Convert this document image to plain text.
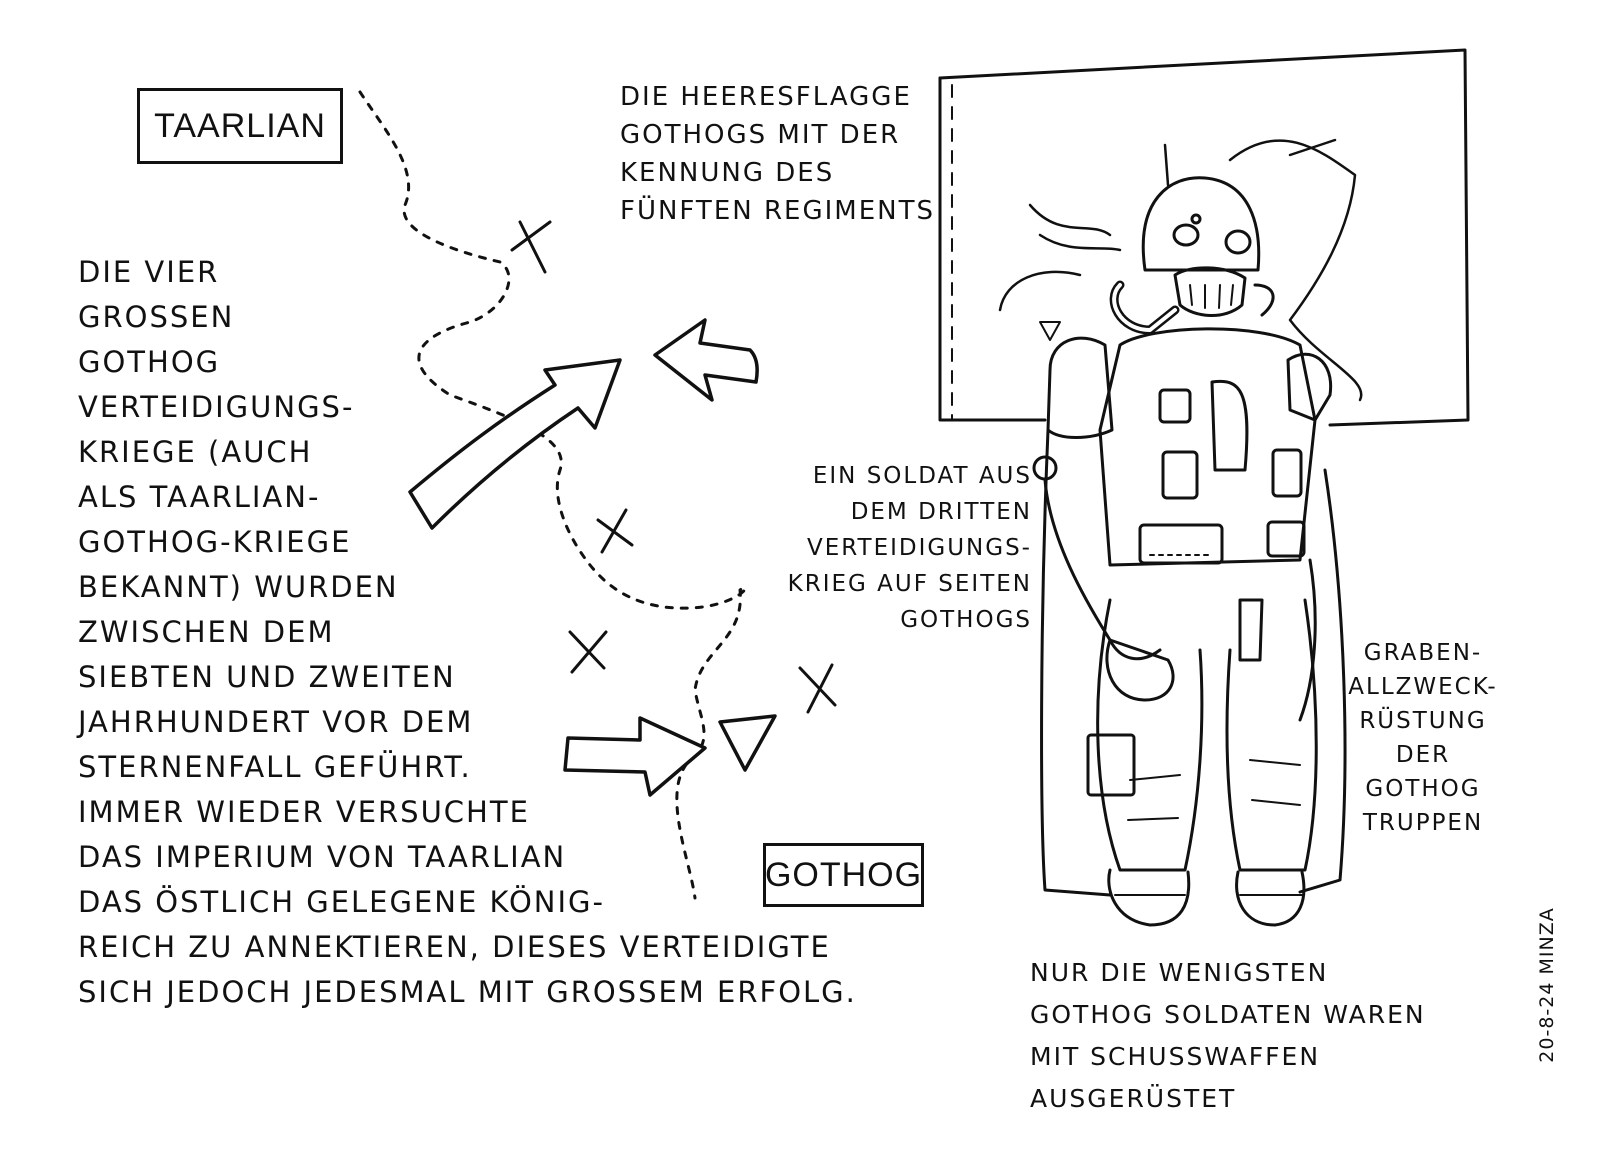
TAARLIAN
GOTHOG

DIE VIER
GROSSEN
GOTHOG
VERTEIDIGUNGS-
KRIEGE (AUCH
ALS TAARLIAN-
GOTHOG-KRIEGE
BEKANNT) WURDEN
ZWISCHEN DEM
SIEBTEN UND ZWEITEN
JAHRHUNDERT VOR DEM
STERNENFALL GEFÜHRT.
IMMER WIEDER VERSUCHTE
DAS IMPERIUM VON TAARLIAN
DAS ÖSTLICH GELEGENE KÖNIG-
REICH ZU ANNEKTIEREN, DIESES VERTEIDIGTE
SICH JEDOCH JEDESMAL MIT GROSSEM ERFOLG.

DIE HEERESFLAGGE
GOTHOGS MIT DER
KENNUNG DES
FÜNFTEN REGIMENTS

EIN SOLDAT AUS
DEM DRITTEN
VERTEIDIGUNGS-
KRIEG AUF SEITEN
GOTHOGS

GRABEN-
ALLZWECK-
RÜSTUNG
DER
GOTHOG
TRUPPEN

NUR DIE WENIGSTEN
GOTHOG SOLDATEN WAREN
MIT SCHUSSWAFFEN AUSGERÜSTET

20-8-24 MINZA
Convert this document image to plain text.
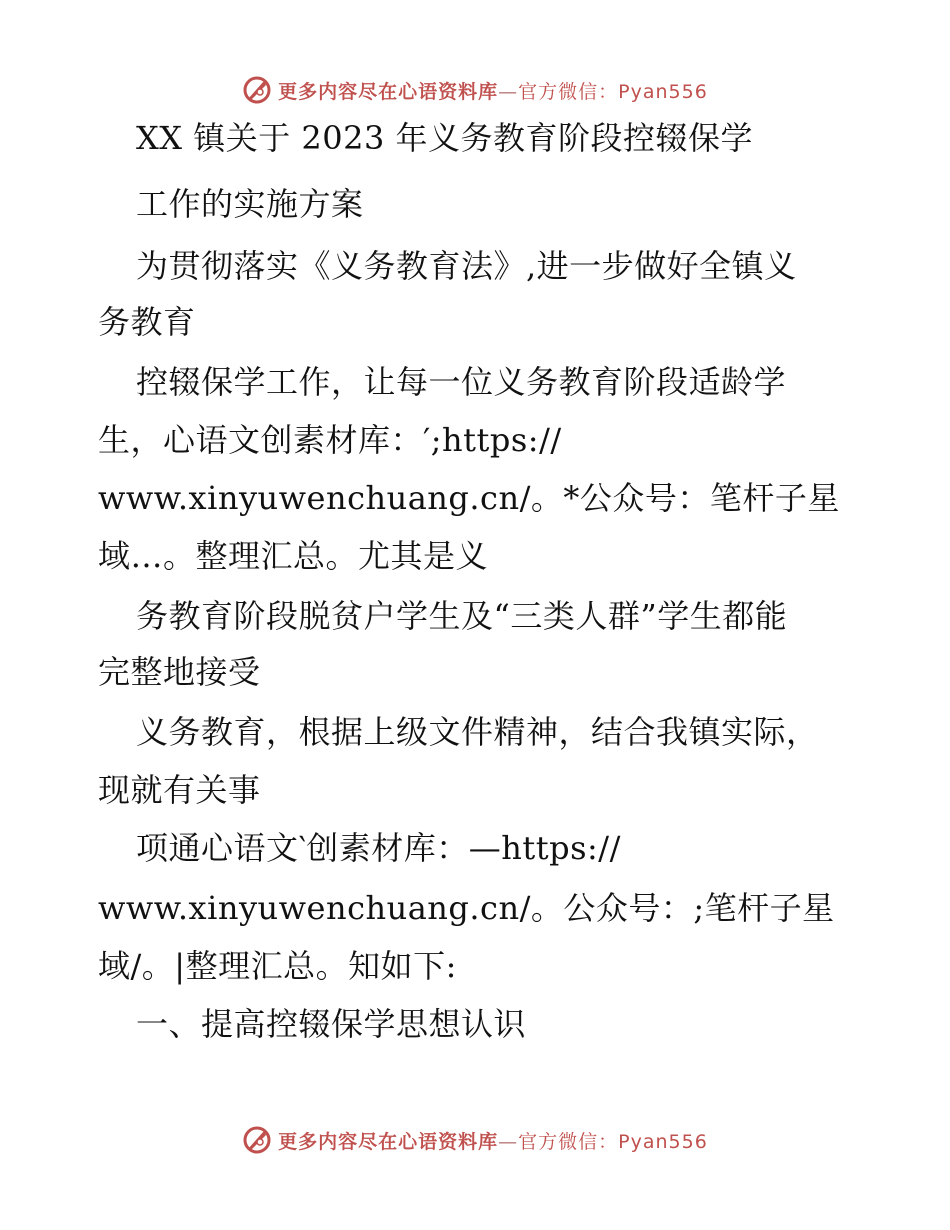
更多内容尽在心语资料库—官方微信：Pyan556
XX 镇关于 2023 年义务教育阶段控辍保学
工作的实施方案
为贯彻落实《义务教育法》,进一步做好全镇义
务教育
控辍保学工作，让每一位义务教育阶段适龄学
生，心语文创素材库：′;https://
www.xinyuwenchuang.cn/。*公众号：笔杆子星
域…。整理汇总。尤其是义
务教育阶段脱贫户学生及“三类人群”学生都能
完整地接受
义务教育，根据上级文件精神，结合我镇实际，
现就有关事
项通心语文‵创素材库：—https://
www.xinyuwenchuang.cn/。公众号：;笔杆子星
域/。|整理汇总。知如下:
一、提高控辍保学思想认识
更多内容尽在心语资料库—官方微信：Pyan556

Exercise details:
Determine the number of lines containing "TAARLIAN". Write only that number.

Response to the task:
3